**** Material for this exercise

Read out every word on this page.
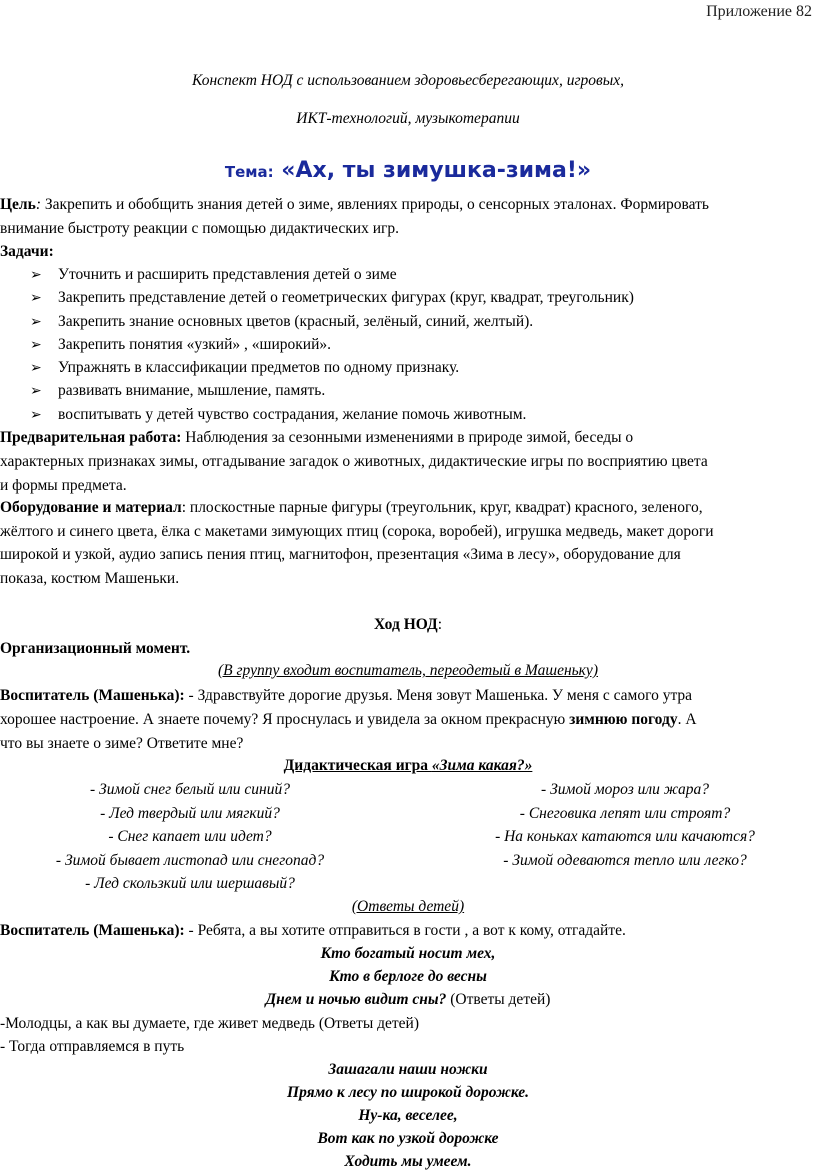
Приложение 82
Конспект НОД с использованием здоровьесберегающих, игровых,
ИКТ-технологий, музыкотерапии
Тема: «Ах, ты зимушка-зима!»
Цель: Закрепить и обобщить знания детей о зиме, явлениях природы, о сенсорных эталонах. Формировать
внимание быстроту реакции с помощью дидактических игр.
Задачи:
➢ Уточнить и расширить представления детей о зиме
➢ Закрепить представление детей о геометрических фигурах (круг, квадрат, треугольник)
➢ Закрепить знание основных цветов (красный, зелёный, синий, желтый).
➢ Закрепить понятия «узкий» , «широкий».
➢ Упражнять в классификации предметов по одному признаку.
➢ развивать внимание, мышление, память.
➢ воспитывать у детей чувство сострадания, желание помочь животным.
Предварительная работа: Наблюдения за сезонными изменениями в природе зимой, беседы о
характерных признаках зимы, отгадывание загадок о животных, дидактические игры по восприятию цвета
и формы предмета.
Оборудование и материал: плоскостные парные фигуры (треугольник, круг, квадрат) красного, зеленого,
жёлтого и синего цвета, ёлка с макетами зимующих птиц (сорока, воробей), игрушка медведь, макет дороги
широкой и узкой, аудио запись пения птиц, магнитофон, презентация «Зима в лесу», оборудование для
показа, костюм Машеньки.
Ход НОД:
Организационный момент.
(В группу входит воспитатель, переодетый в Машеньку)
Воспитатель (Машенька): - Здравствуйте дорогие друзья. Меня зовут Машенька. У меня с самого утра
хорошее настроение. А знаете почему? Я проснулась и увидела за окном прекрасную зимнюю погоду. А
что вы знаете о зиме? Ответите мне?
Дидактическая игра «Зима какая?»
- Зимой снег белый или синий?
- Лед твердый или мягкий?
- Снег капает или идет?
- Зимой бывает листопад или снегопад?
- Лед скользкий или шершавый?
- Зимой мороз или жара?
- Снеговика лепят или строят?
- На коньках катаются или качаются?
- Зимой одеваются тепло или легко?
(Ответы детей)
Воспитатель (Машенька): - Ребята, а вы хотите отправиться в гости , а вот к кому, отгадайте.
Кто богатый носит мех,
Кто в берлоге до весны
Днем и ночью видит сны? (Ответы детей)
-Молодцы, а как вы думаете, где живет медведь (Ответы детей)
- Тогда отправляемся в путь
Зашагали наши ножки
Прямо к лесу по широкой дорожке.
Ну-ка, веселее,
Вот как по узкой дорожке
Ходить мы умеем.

********

__Exercise__: Reproduce the listing above exactly, excluding all pictures.

__Exercise answer__:
Read out every word on this page.
Приложение 82
Конспект НОД с использованием здоровьесберегающих, игровых,
ИКТ-технологий, музыкотерапии
Тема: «Ах, ты зимушка-зима!»
Цель: Закрепить и обобщить знания детей о зиме, явлениях природы, о сенсорных эталонах. Формировать
внимание быстроту реакции с помощью дидактических игр.
Задачи:
➢ Уточнить и расширить представления детей о зиме
➢ Закрепить представление детей о геометрических фигурах (круг, квадрат, треугольник)
➢ Закрепить знание основных цветов (красный, зелёный, синий, желтый).
➢ Закрепить понятия «узкий» , «широкий».
➢ Упражнять в классификации предметов по одному признаку.
➢ развивать внимание, мышление, память.
➢ воспитывать у детей чувство сострадания, желание помочь животным.
Предварительная работа: Наблюдения за сезонными изменениями в природе зимой, беседы о
характерных признаках зимы, отгадывание загадок о животных, дидактические игры по восприятию цвета
и формы предмета.
Оборудование и материал: плоскостные парные фигуры (треугольник, круг, квадрат) красного, зеленого,
жёлтого и синего цвета, ёлка с макетами зимующих птиц (сорока, воробей), игрушка медведь, макет дороги
широкой и узкой, аудио запись пения птиц, магнитофон, презентация «Зима в лесу», оборудование для
показа, костюм Машеньки.
Ход НОД:
Организационный момент.
(В группу входит воспитатель, переодетый в Машеньку)
Воспитатель (Машенька): - Здравствуйте дорогие друзья. Меня зовут Машенька. У меня с самого утра
хорошее настроение. А знаете почему? Я проснулась и увидела за окном прекрасную зимнюю погоду. А
что вы знаете о зиме? Ответите мне?
Дидактическая игра «Зима какая?»
- Зимой снег белый или синий?
- Лед твердый или мягкий?
- Снег капает или идет?
- Зимой бывает листопад или снегопад?
- Лед скользкий или шершавый?
- Зимой мороз или жара?
- Снеговика лепят или строят?
- На коньках катаются или качаются?
- Зимой одеваются тепло или легко?
(Ответы детей)
Воспитатель (Машенька): - Ребята, а вы хотите отправиться в гости , а вот к кому, отгадайте.
Кто богатый носит мех,
Кто в берлоге до весны
Днем и ночью видит сны? (Ответы детей)
-Молодцы, а как вы думаете, где живет медведь (Ответы детей)
- Тогда отправляемся в путь
Зашагали наши ножки
Прямо к лесу по широкой дорожке.
Ну-ка, веселее,
Вот как по узкой дорожке
Ходить мы умеем.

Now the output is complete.